[start of DATA FOR THIS TASK]
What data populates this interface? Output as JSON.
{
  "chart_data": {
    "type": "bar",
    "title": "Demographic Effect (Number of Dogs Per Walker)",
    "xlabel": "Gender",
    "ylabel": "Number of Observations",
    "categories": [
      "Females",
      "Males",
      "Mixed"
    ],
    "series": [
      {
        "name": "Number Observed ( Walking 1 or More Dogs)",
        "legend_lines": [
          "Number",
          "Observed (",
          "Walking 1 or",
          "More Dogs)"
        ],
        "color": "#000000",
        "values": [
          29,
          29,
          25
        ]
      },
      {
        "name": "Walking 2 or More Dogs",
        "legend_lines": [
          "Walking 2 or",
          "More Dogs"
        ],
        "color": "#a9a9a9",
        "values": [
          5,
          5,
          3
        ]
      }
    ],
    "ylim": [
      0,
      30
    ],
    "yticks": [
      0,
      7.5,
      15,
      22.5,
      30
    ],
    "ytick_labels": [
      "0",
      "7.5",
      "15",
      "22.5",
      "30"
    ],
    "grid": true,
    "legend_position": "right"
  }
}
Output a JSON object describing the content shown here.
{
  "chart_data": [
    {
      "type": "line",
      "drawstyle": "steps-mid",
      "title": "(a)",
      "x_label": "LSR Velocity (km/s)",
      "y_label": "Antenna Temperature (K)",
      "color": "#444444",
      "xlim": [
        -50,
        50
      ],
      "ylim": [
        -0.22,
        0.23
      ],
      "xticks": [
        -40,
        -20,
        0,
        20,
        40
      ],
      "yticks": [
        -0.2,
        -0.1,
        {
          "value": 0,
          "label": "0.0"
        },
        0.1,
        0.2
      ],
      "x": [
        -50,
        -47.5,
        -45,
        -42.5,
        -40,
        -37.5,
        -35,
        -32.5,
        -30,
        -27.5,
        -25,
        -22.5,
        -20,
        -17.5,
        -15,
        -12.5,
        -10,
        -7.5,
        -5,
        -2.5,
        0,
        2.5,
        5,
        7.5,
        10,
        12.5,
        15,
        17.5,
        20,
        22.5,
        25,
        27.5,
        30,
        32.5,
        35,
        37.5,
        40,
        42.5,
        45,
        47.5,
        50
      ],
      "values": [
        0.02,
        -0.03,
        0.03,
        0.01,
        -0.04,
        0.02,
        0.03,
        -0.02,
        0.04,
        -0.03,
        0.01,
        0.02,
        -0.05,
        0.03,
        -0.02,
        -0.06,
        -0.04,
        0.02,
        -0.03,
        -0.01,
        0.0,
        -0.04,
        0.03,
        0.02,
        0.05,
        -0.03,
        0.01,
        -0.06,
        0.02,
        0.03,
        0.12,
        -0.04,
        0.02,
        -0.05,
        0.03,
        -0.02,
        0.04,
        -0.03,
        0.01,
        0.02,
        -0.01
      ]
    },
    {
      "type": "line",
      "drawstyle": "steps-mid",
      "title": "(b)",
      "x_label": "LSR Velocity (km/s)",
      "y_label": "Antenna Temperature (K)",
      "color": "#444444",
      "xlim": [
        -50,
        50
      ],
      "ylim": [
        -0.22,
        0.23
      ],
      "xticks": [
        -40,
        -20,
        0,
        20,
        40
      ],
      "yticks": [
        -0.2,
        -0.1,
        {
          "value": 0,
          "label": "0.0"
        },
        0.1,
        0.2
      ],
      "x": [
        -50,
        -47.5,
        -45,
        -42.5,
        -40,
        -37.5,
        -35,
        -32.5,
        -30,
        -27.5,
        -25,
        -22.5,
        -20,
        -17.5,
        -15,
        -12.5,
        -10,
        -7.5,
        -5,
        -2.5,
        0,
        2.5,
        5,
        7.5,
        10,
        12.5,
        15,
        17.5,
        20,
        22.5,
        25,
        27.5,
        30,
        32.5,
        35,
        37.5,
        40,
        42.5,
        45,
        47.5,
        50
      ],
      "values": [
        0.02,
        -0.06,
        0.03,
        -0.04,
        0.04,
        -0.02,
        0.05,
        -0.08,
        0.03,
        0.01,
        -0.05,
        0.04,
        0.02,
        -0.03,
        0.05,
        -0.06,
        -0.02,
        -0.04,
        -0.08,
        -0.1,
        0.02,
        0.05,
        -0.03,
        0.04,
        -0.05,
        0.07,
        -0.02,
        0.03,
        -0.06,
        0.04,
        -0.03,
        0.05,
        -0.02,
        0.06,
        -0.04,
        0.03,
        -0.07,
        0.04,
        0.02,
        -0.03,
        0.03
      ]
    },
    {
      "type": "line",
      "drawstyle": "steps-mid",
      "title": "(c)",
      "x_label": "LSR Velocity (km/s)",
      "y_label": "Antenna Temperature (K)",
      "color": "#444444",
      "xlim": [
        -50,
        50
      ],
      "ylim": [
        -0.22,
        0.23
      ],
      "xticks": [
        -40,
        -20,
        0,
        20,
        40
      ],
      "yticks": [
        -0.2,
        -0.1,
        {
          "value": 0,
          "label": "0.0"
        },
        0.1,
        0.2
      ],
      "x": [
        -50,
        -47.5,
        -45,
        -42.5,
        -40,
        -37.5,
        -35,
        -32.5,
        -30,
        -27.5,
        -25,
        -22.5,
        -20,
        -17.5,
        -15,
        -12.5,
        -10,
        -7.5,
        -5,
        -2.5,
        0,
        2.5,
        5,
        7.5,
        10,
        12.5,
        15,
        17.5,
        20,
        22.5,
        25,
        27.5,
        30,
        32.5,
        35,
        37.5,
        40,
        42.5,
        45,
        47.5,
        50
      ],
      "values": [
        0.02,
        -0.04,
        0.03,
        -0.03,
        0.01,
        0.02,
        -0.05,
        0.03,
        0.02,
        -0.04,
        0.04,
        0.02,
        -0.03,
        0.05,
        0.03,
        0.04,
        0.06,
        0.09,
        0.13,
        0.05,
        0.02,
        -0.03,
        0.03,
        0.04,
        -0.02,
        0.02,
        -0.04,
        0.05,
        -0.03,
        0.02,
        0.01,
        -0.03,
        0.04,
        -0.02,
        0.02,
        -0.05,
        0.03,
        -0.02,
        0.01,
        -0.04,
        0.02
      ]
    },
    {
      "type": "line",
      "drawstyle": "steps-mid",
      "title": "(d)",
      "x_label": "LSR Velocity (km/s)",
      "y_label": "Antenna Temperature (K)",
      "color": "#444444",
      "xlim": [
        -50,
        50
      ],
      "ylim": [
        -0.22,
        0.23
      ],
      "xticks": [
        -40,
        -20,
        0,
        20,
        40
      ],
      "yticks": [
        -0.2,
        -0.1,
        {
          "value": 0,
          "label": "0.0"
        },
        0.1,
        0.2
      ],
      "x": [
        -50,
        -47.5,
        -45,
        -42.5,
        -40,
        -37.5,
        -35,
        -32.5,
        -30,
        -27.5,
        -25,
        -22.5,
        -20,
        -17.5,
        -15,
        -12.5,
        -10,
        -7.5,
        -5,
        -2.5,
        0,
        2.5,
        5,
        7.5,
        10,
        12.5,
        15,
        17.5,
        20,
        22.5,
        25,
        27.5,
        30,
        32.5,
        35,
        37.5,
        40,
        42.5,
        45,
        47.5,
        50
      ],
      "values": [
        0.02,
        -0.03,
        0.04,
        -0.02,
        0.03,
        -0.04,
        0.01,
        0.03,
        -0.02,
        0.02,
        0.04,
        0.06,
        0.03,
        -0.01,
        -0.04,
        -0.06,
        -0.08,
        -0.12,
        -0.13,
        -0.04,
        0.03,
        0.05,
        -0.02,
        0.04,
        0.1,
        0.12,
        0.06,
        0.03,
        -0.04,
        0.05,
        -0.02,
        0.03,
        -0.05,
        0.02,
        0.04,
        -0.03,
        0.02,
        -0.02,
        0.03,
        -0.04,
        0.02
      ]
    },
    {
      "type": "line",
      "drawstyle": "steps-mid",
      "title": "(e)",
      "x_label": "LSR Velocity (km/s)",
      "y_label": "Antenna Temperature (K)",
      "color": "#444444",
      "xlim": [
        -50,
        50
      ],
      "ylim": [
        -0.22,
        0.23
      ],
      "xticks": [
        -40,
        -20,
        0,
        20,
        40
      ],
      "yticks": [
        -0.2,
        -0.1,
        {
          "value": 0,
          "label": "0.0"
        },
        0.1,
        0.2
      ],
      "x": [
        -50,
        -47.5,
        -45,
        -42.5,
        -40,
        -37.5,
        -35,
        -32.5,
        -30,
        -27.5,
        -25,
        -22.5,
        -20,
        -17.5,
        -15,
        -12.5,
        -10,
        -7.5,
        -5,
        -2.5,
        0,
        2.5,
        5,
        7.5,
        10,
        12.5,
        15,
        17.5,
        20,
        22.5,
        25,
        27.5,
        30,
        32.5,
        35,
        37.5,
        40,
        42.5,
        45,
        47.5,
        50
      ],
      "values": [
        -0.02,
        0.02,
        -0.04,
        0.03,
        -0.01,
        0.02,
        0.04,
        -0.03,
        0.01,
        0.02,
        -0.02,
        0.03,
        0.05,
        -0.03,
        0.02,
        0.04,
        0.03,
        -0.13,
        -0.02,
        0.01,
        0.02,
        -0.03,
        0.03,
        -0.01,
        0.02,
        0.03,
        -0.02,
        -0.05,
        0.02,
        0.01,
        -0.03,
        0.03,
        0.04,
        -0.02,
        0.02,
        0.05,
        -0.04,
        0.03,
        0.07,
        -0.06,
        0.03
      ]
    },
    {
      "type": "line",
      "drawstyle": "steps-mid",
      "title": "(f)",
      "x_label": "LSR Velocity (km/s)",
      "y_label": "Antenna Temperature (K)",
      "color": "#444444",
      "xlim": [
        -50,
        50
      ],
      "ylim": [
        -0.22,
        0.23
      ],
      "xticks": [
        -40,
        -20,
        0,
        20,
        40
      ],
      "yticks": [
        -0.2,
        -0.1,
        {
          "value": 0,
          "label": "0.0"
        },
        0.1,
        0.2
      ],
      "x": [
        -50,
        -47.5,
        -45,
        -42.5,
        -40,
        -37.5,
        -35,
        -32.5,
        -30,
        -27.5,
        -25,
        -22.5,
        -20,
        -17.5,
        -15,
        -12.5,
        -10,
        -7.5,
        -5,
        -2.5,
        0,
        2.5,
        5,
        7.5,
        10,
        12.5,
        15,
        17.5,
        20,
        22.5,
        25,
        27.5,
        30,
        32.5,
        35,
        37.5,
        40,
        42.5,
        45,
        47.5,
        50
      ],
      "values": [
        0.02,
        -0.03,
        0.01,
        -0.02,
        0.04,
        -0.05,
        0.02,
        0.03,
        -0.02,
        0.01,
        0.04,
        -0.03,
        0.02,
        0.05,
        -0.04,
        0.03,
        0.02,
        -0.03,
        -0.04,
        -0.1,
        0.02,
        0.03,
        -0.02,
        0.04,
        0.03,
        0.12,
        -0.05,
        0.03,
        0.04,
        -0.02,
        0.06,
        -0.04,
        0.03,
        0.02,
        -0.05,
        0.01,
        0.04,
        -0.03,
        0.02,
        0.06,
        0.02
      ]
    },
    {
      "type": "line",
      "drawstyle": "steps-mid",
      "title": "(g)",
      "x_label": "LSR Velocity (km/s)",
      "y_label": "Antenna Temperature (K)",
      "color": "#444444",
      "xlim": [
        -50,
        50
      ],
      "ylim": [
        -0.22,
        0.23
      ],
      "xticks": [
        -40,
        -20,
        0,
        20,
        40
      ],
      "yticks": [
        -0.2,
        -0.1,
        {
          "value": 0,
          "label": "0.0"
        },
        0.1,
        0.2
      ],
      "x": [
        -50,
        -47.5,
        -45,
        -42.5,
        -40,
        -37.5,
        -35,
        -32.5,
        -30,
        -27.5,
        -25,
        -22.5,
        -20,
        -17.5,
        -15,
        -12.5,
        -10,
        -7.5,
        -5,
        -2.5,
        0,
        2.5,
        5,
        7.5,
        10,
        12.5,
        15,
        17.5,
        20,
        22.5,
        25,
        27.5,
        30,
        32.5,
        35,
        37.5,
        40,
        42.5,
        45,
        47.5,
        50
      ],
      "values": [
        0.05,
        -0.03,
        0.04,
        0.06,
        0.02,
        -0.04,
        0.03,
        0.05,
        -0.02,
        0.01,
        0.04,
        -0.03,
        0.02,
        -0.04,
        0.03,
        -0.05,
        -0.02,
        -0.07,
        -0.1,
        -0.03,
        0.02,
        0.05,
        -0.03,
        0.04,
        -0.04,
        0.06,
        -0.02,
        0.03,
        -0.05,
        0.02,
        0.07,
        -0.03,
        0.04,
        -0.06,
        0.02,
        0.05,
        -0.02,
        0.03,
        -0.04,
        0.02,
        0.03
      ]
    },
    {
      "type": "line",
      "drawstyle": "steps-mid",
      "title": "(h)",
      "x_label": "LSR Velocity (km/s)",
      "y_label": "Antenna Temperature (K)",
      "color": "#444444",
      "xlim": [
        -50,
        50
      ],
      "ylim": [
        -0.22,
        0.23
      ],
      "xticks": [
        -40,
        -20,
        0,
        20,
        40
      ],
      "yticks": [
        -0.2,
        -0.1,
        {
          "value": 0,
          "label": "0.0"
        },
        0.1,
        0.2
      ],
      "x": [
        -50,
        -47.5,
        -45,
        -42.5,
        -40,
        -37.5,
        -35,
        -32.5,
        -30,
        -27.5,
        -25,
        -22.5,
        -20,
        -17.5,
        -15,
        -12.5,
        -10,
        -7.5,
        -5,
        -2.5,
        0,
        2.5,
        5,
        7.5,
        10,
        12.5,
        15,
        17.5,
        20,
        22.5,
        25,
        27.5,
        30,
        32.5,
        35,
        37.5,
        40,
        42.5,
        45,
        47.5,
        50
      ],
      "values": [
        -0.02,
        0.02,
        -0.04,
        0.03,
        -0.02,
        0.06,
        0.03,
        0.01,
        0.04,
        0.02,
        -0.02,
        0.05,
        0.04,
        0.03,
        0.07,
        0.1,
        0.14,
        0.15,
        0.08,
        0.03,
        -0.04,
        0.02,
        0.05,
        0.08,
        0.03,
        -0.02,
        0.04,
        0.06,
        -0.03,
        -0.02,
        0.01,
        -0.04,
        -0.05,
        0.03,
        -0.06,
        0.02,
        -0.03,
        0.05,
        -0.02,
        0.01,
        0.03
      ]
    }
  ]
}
[end of DATA FOR THIS TASK]
■ TASK STATEMENT ■
Look through the data and show every line containing "name".

■ FINAL RESULT ■
        "name": "Number Observed ( Walking 1 or More Dogs)",
        "name": "Walking 2 or More Dogs",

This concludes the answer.